BEGIN INPUT FOR THIS TASK
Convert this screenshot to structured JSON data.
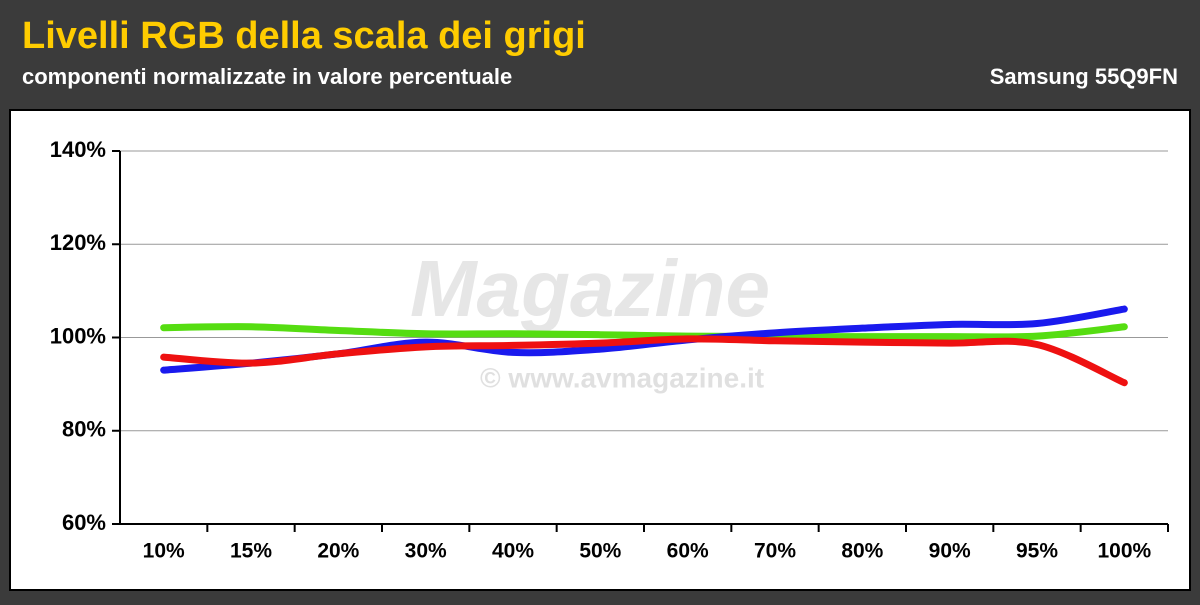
{
  "chart_data": {
    "type": "line",
    "title": "Livelli RGB della scala dei grigi",
    "subtitle": "componenti normalizzate in valore percentuale",
    "device": "Samsung 55Q9FN",
    "watermark": "© www.avmagazine.it",
    "watermark_logo": "Magazine",
    "categories": [
      "10%",
      "15%",
      "20%",
      "30%",
      "40%",
      "50%",
      "60%",
      "70%",
      "80%",
      "90%",
      "95%",
      "100%"
    ],
    "series": [
      {
        "color": "#55dd11",
        "values": [
          102.1,
          102.3,
          101.5,
          100.8,
          100.8,
          100.6,
          100.3,
          100.2,
          100.2,
          100.2,
          100.3,
          102.3
        ]
      },
      {
        "color": "#1a1aee",
        "values": [
          93.0,
          94.5,
          96.5,
          99.0,
          96.8,
          97.5,
          99.5,
          101.0,
          102.0,
          102.8,
          103.0,
          106.1
        ]
      },
      {
        "color": "#ee1111",
        "values": [
          95.8,
          94.5,
          96.5,
          98.0,
          98.3,
          98.8,
          99.7,
          99.3,
          99.0,
          98.8,
          98.5,
          90.3
        ]
      }
    ],
    "ylim": [
      60,
      140
    ],
    "yticks": [
      {
        "value": 60,
        "label": "60%"
      },
      {
        "value": 80,
        "label": "80%"
      },
      {
        "value": 100,
        "label": "100%"
      },
      {
        "value": 120,
        "label": "120%"
      },
      {
        "value": 140,
        "label": "140%"
      }
    ],
    "grid": true
  }
}
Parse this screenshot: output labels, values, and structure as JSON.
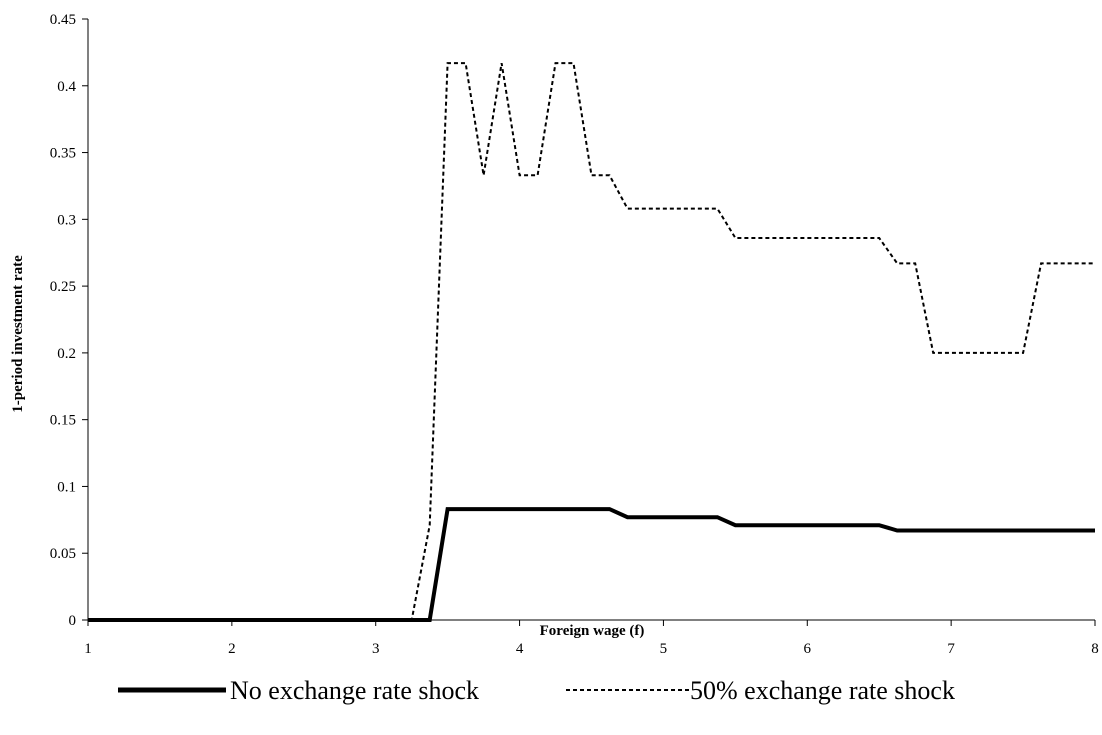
{
  "chart_data": {
    "type": "line",
    "title": "",
    "xlabel": "Foreign wage (f)",
    "ylabel": "1-period investment rate",
    "xlim": [
      1,
      8
    ],
    "ylim": [
      0,
      0.45
    ],
    "x_ticks": [
      "1",
      "2",
      "3",
      "4",
      "5",
      "6",
      "7",
      "8"
    ],
    "y_ticks": [
      "0",
      "0.05",
      "0.1",
      "0.15",
      "0.2",
      "0.25",
      "0.3",
      "0.35",
      "0.4",
      "0.45"
    ],
    "grid": false,
    "legend_position": "bottom",
    "series": [
      {
        "name": "No exchange rate shock",
        "style": "solid-thick",
        "color": "#000000",
        "x": [
          1,
          3.375,
          3.5,
          3.625,
          3.75,
          3.875,
          4.0,
          4.125,
          4.25,
          4.375,
          4.5,
          4.625,
          4.75,
          4.875,
          5.0,
          5.125,
          5.25,
          5.375,
          5.5,
          5.625,
          5.75,
          5.875,
          6.0,
          6.125,
          6.25,
          6.375,
          6.5,
          6.625,
          6.75,
          6.875,
          7.0,
          7.125,
          7.25,
          7.375,
          7.5,
          7.625,
          7.75,
          7.875,
          8.0
        ],
        "y": [
          0,
          0,
          0.083,
          0.083,
          0.083,
          0.083,
          0.083,
          0.083,
          0.083,
          0.083,
          0.083,
          0.083,
          0.077,
          0.077,
          0.077,
          0.077,
          0.077,
          0.077,
          0.071,
          0.071,
          0.071,
          0.071,
          0.071,
          0.071,
          0.071,
          0.071,
          0.071,
          0.067,
          0.067,
          0.067,
          0.067,
          0.067,
          0.067,
          0.067,
          0.067,
          0.067,
          0.067,
          0.067,
          0.067
        ]
      },
      {
        "name": "50% exchange rate shock",
        "style": "dashed",
        "color": "#000000",
        "x": [
          1,
          3.25,
          3.375,
          3.5,
          3.625,
          3.75,
          3.875,
          4.0,
          4.125,
          4.25,
          4.375,
          4.5,
          4.625,
          4.75,
          4.875,
          5.0,
          5.125,
          5.25,
          5.375,
          5.5,
          5.625,
          5.75,
          5.875,
          6.0,
          6.125,
          6.25,
          6.375,
          6.5,
          6.625,
          6.75,
          6.875,
          7.0,
          7.125,
          7.25,
          7.375,
          7.5,
          7.625,
          7.75,
          7.875,
          8.0
        ],
        "y": [
          0,
          0,
          0.071,
          0.417,
          0.417,
          0.333,
          0.417,
          0.333,
          0.333,
          0.417,
          0.417,
          0.333,
          0.333,
          0.308,
          0.308,
          0.308,
          0.308,
          0.308,
          0.308,
          0.286,
          0.286,
          0.286,
          0.286,
          0.286,
          0.286,
          0.286,
          0.286,
          0.286,
          0.267,
          0.267,
          0.2,
          0.2,
          0.2,
          0.2,
          0.2,
          0.2,
          0.267,
          0.267,
          0.267,
          0.267
        ]
      }
    ]
  }
}
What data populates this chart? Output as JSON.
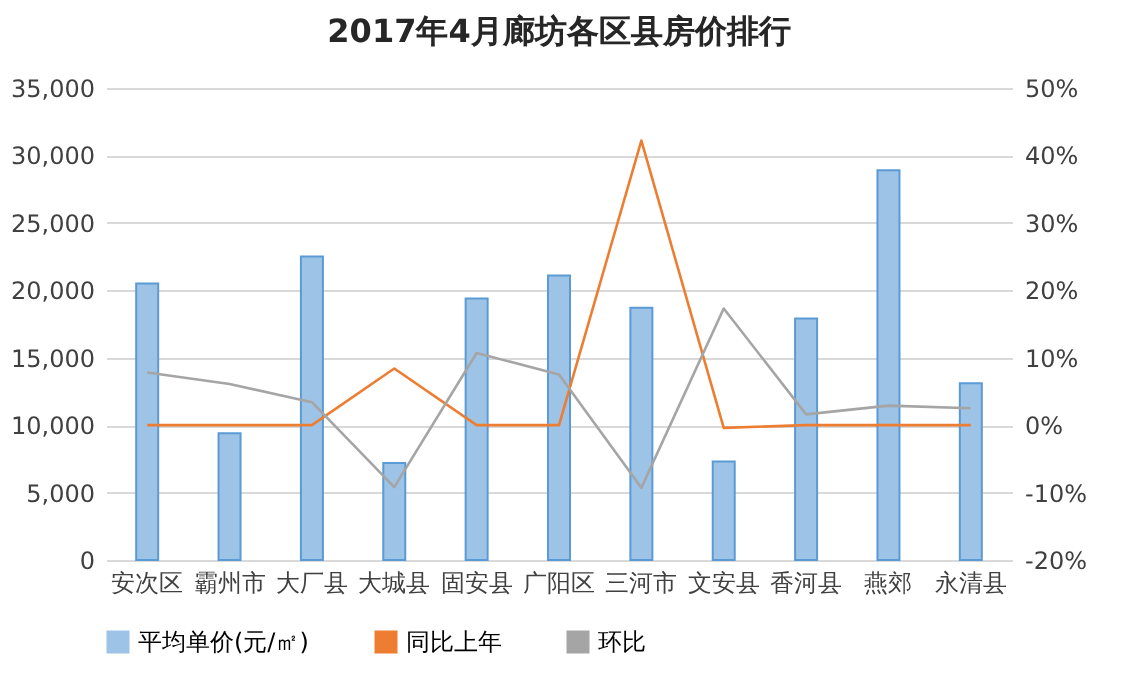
{
  "chart_data": {
    "type": "bar",
    "title": "2017年4月廊坊各区县房价排行",
    "categories": [
      "安次区",
      "霸州市",
      "大厂县",
      "大城县",
      "固安县",
      "广阳区",
      "三河市",
      "文安县",
      "香河县",
      "燕郊",
      "永清县"
    ],
    "series": [
      {
        "name": "平均单价(元/㎡)",
        "color": "#9dc3e6",
        "values": [
          20500,
          9400,
          22500,
          7200,
          19400,
          21100,
          18700,
          7300,
          17900,
          28900,
          13100
        ]
      },
      {
        "name": "同比上年",
        "type": "line",
        "axis": "y2",
        "color": "#ed7d31",
        "values": [
          0,
          0,
          0,
          8.4,
          0,
          0,
          42.2,
          -0.4,
          0,
          0,
          0
        ]
      },
      {
        "name": "环比",
        "type": "line",
        "axis": "y2",
        "color": "#a5a5a5",
        "values": [
          7.8,
          6.1,
          3.4,
          -9.2,
          10.7,
          7.5,
          -9.3,
          17.3,
          1.6,
          2.9,
          2.5
        ]
      }
    ],
    "ylim": [
      0,
      35000
    ],
    "yticks": [
      0,
      {
        "value": 5000,
        "label": "5,000"
      },
      {
        "value": 10000,
        "label": "10,000"
      },
      {
        "value": 15000,
        "label": "15,000"
      },
      {
        "value": 20000,
        "label": "20,000"
      },
      {
        "value": 25000,
        "label": "25,000"
      },
      {
        "value": 30000,
        "label": "30,000"
      },
      {
        "value": 35000,
        "label": "35,000"
      }
    ],
    "y2lim": [
      -20,
      50
    ],
    "y2ticks": [
      {
        "value": -20,
        "label": "-20%"
      },
      {
        "value": -10,
        "label": "-10%"
      },
      {
        "value": 0,
        "label": "0%"
      },
      {
        "value": 10,
        "label": "10%"
      },
      {
        "value": 20,
        "label": "20%"
      },
      {
        "value": 30,
        "label": "30%"
      },
      {
        "value": 40,
        "label": "40%"
      },
      {
        "value": 50,
        "label": "50%"
      }
    ],
    "grid": "y",
    "legend": "bottom"
  }
}
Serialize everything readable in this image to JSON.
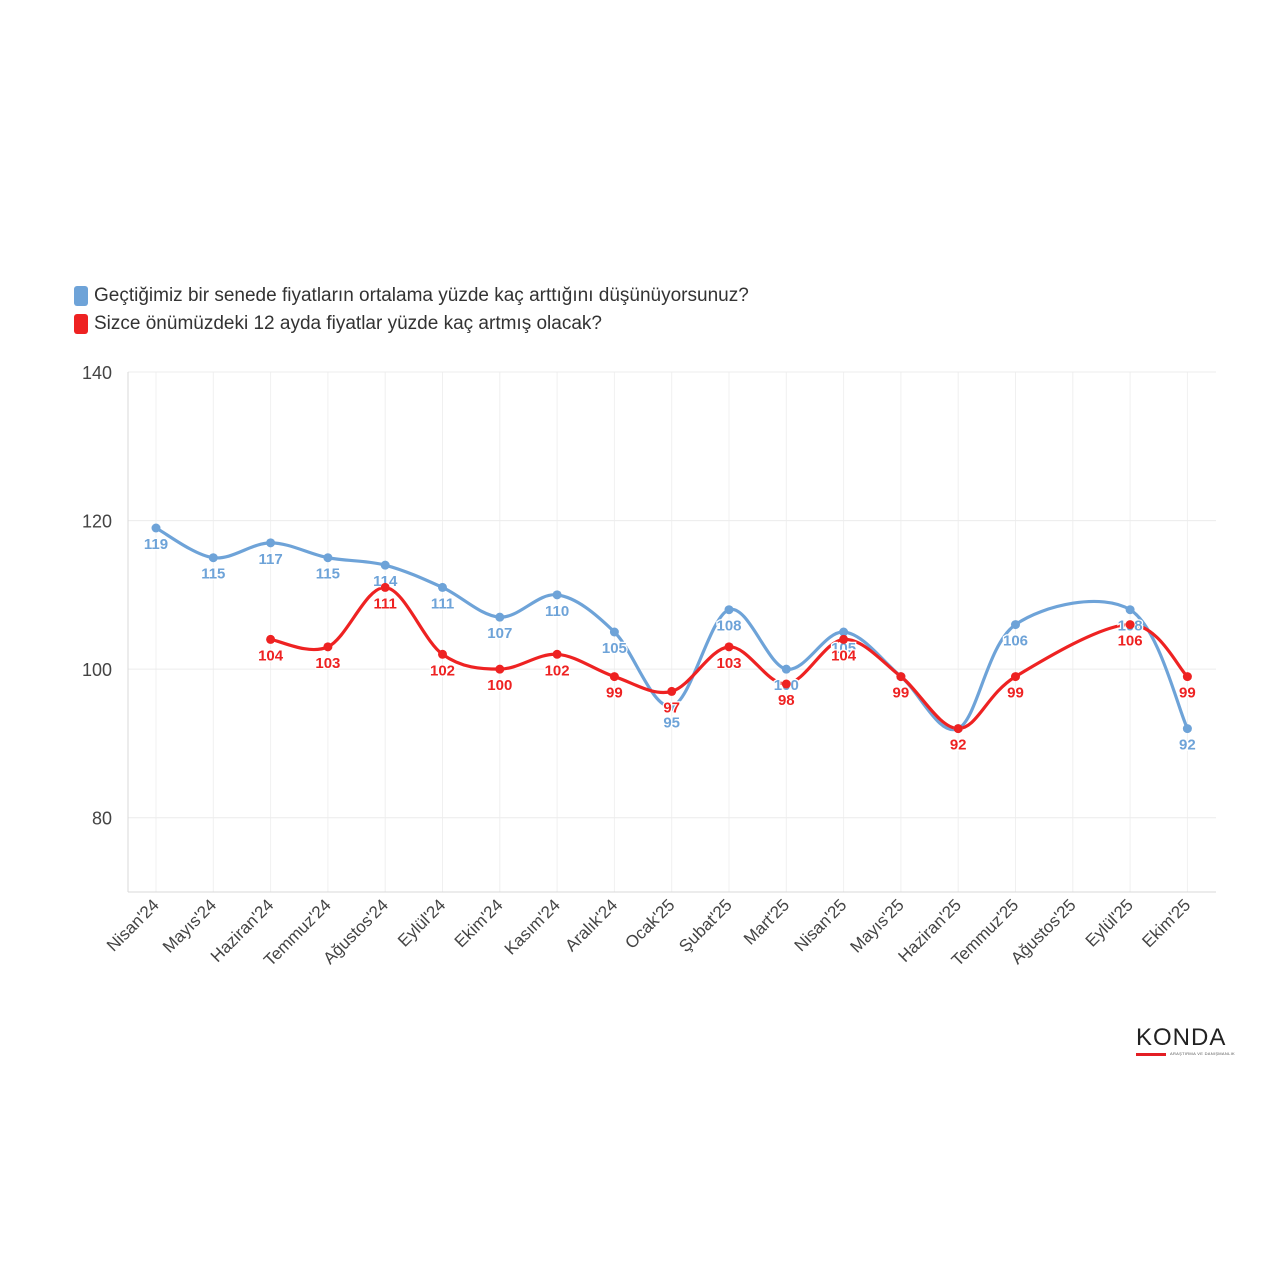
{
  "chart_data": {
    "type": "line",
    "title": "",
    "xlabel": "",
    "ylabel": "",
    "ylim": [
      70,
      140
    ],
    "yticks": [
      80,
      100,
      120,
      140
    ],
    "grid": true,
    "legend_position": "top-left",
    "categories": [
      "Nisan'24",
      "Mayıs'24",
      "Haziran'24",
      "Temmuz'24",
      "Ağustos'24",
      "Eylül'24",
      "Ekim'24",
      "Kasım'24",
      "Aralık'24",
      "Ocak'25",
      "Şubat'25",
      "Mart'25",
      "Nisan'25",
      "Mayıs'25",
      "Haziran'25",
      "Temmuz'25",
      "Ağustos'25",
      "Eylül'25",
      "Ekim'25"
    ],
    "series": [
      {
        "name": "Geçtiğimiz bir senede fiyatların ortalama yüzde kaç arttığını düşünüyorsunuz?",
        "color": "#6ea3d8",
        "label_position": "below",
        "values": [
          119,
          115,
          117,
          115,
          114,
          111,
          107,
          110,
          105,
          95,
          108,
          100,
          105,
          99,
          92,
          106,
          null,
          108,
          92
        ]
      },
      {
        "name": "Sizce önümüzdeki 12 ayda fiyatlar yüzde kaç artmış olacak?",
        "color": "#ee2222",
        "label_position": "below",
        "values": [
          null,
          null,
          104,
          103,
          111,
          102,
          100,
          102,
          99,
          97,
          103,
          98,
          104,
          99,
          92,
          99,
          null,
          106,
          99
        ]
      }
    ]
  },
  "logo": {
    "name": "KONDA",
    "tagline": "ARAŞTIRMA VE DANIŞMANLIK"
  }
}
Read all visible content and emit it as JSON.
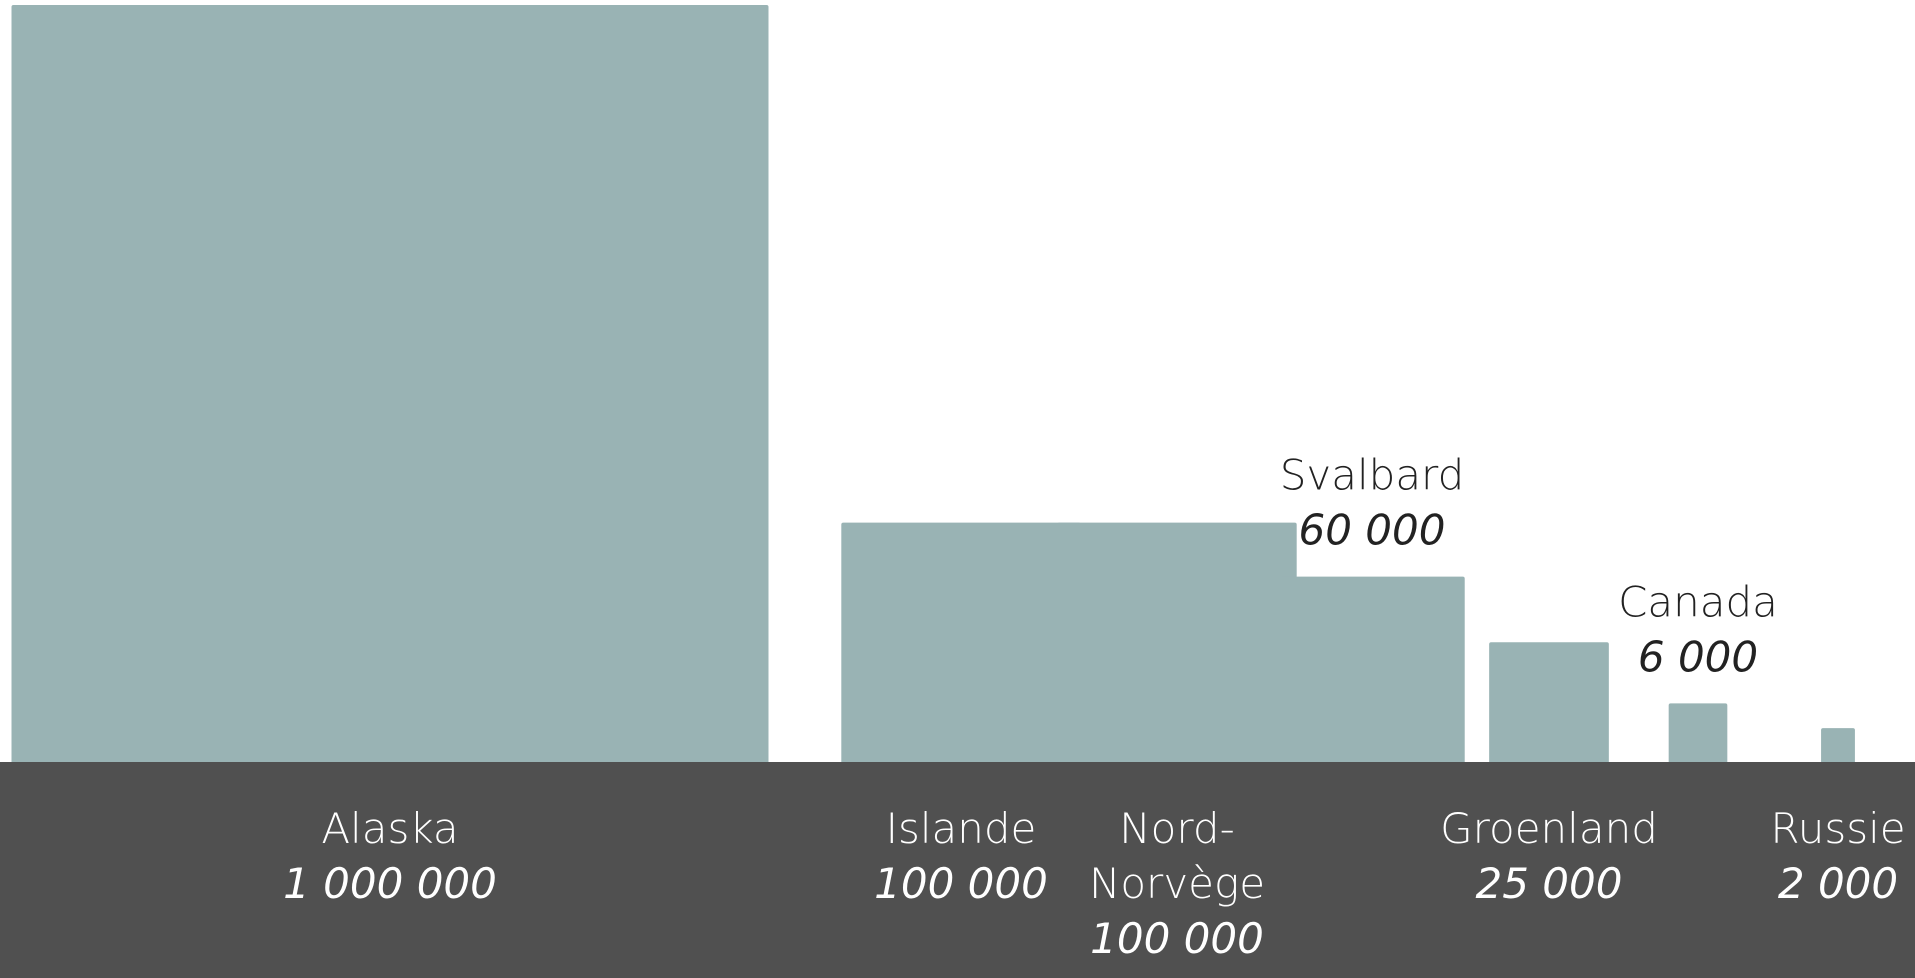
{
  "chart_data": {
    "type": "bar",
    "categories": [
      "Alaska",
      "Islande",
      "Nord-Norvège",
      "Svalbard",
      "Groenland",
      "Canada",
      "Russie"
    ],
    "values": [
      1000000,
      100000,
      100000,
      60000,
      25000,
      6000,
      2000
    ],
    "value_labels": [
      "1 000 000",
      "100 000",
      "100 000",
      "60 000",
      "25 000",
      "6 000",
      "2 000"
    ],
    "name_lines": [
      [
        "Alaska"
      ],
      [
        "Islande"
      ],
      [
        "Nord-",
        "Norvège"
      ],
      [
        "Svalbard"
      ],
      [
        "Groenland"
      ],
      [
        "Canada"
      ],
      [
        "Russie"
      ]
    ],
    "label_positions": [
      "below",
      "below",
      "below",
      "above",
      "below",
      "above",
      "below"
    ],
    "bar_shape": "square area proportional to value",
    "colors": {
      "bar": "#99b3b4",
      "band": "#505050",
      "background": "#ffffff"
    }
  }
}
END INPUT FOR THIS TASK
TASK STATEMENT — How many lines in the records above contain the word "JSON"? Reply with the number and nothing more.

TASK OUTPUT — 5